# WHAT THE EXERCISE ASKS:
Say how many lines of the listing below include the word "always", with no other output.

# DATA TO EXAMINE:
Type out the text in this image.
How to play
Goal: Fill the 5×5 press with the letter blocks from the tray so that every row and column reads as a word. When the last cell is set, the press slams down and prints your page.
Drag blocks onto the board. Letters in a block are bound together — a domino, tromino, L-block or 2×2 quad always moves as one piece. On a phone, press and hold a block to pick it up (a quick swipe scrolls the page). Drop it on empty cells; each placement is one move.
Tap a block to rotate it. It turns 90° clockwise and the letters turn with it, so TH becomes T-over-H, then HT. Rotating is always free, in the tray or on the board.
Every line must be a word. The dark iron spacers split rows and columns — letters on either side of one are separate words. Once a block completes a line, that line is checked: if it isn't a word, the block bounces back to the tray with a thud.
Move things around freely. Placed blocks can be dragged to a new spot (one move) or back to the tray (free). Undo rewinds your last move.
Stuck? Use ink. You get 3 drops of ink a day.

# RESULT BELOW:
2